*** DATA ENTRIES
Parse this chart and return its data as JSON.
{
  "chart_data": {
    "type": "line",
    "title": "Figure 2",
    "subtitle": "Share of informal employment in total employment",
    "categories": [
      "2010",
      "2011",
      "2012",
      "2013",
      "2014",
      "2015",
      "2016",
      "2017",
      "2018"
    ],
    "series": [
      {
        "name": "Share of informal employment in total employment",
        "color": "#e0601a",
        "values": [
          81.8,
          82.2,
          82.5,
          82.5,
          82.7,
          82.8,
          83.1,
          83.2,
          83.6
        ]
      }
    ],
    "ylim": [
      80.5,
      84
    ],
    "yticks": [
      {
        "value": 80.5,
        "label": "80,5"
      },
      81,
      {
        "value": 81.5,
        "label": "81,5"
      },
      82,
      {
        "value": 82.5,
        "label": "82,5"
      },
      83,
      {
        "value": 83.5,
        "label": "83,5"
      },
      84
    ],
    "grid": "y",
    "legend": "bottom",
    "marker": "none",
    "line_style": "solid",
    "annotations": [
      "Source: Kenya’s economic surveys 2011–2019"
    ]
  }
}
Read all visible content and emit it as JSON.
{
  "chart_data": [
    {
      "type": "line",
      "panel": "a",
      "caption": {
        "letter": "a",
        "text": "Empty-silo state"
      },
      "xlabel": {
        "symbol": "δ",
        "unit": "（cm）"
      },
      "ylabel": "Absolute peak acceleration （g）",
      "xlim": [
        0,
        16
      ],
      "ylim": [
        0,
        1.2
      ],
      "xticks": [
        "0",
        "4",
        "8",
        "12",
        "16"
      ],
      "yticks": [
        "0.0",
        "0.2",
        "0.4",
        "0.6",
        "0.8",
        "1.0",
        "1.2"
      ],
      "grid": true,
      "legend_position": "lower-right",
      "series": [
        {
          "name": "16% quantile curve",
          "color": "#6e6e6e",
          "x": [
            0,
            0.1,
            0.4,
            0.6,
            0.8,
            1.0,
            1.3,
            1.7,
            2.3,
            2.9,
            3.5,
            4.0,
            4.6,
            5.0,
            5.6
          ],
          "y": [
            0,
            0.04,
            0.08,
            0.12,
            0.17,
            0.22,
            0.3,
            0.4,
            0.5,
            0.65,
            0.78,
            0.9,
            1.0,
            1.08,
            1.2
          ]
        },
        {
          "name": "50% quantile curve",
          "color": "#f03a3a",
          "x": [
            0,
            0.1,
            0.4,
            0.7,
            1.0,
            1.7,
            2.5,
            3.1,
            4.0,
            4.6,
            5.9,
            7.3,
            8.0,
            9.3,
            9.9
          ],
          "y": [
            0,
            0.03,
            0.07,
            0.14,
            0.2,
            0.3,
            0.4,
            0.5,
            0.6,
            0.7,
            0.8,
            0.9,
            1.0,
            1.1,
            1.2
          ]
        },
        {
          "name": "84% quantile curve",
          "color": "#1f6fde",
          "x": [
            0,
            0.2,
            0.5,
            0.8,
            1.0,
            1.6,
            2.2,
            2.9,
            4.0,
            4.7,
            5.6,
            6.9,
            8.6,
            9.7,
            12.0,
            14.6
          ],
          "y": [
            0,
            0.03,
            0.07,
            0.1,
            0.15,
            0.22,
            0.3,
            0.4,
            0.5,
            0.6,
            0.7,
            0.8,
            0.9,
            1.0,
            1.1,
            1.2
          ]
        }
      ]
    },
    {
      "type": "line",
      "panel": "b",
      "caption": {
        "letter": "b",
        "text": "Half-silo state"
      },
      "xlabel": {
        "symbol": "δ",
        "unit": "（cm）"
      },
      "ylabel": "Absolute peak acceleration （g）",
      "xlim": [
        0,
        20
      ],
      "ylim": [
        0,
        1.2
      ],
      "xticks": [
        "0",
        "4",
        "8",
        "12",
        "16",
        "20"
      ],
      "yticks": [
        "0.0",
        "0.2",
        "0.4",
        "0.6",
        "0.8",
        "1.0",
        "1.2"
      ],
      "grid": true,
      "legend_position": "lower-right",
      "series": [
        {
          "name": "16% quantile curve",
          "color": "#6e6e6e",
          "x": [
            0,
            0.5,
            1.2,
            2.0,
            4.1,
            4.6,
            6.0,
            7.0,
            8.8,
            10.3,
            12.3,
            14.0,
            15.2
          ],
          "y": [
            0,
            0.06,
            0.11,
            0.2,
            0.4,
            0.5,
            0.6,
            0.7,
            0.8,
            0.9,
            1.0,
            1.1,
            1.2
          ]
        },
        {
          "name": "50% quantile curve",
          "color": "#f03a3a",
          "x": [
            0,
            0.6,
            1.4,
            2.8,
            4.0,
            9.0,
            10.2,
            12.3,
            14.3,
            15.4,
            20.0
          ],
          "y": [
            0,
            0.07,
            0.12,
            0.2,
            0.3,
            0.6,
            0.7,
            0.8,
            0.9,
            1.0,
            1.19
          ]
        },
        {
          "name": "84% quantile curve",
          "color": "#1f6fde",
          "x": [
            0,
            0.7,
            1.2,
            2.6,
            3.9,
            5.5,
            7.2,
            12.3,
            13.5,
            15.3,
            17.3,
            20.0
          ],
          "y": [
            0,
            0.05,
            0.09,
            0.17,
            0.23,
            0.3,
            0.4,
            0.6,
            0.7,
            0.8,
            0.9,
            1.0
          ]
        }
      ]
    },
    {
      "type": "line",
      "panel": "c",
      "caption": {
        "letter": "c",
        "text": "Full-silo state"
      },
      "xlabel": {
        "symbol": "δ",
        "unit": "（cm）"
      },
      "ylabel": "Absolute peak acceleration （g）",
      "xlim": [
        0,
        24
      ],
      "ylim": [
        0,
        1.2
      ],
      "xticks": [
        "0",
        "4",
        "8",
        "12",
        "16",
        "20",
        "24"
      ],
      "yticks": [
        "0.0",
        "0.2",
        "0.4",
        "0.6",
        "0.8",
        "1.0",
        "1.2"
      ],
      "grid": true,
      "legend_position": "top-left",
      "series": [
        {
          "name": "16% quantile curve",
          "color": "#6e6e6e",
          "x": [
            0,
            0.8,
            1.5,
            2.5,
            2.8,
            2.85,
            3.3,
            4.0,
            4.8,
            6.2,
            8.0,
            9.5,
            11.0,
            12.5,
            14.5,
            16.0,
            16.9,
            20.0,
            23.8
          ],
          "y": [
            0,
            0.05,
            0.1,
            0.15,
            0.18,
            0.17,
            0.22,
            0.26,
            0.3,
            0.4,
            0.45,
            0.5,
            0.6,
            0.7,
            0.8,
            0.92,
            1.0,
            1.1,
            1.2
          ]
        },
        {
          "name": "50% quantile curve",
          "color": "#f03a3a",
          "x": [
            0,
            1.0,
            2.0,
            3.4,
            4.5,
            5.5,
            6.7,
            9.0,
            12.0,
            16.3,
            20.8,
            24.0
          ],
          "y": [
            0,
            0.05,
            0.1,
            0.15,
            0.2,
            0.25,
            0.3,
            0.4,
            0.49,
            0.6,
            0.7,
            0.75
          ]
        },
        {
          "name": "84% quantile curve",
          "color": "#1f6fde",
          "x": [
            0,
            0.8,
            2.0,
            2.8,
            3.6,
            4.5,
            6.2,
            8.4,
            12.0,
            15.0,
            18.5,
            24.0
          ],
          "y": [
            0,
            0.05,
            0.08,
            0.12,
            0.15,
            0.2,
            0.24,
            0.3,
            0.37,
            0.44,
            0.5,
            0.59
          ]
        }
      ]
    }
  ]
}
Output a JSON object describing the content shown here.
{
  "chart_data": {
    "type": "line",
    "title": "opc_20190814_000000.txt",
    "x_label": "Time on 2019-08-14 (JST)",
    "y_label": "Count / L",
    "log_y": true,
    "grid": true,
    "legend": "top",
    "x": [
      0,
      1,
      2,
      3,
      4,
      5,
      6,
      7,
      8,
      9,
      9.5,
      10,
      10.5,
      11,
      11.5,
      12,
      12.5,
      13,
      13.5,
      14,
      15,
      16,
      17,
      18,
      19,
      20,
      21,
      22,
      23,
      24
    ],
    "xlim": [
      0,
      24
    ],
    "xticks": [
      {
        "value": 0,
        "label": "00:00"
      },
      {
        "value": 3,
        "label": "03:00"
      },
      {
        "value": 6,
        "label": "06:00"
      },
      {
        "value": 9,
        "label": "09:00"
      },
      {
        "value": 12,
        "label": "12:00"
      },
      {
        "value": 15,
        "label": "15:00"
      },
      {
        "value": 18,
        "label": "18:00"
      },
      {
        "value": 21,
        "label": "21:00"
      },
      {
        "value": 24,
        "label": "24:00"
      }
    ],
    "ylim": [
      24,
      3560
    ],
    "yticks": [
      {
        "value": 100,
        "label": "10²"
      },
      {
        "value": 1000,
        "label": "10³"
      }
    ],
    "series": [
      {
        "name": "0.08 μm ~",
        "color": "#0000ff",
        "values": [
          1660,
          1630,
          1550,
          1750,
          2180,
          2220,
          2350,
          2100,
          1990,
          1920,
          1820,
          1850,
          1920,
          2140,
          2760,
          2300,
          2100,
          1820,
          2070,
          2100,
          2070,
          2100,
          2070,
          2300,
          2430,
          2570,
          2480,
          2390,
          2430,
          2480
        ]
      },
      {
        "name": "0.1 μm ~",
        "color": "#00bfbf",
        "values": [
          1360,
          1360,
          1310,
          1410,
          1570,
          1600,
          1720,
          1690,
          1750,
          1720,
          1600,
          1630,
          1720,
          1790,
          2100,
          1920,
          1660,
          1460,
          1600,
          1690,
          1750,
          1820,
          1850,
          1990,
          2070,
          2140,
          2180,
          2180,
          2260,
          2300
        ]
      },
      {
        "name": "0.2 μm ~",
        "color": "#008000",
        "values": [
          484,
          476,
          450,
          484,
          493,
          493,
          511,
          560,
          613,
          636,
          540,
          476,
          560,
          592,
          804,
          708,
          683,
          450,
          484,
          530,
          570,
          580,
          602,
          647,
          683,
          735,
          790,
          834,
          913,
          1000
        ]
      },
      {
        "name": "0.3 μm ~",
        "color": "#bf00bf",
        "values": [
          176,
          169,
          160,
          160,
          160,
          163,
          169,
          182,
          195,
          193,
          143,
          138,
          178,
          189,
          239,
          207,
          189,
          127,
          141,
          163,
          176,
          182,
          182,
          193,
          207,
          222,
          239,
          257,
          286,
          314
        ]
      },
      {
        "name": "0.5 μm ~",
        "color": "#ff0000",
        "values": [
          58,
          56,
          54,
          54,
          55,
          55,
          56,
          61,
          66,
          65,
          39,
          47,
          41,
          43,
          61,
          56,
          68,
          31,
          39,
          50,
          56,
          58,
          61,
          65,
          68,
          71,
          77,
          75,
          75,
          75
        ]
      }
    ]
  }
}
******
## WORK INSTRUCTIONS
Look through the data above. Find each line with the string "text" and copy it.

## SOLUTION TO THE EXERCISE
        "text": "Empty-silo state"
        "text": "Half-silo state"
        "text": "Full-silo state"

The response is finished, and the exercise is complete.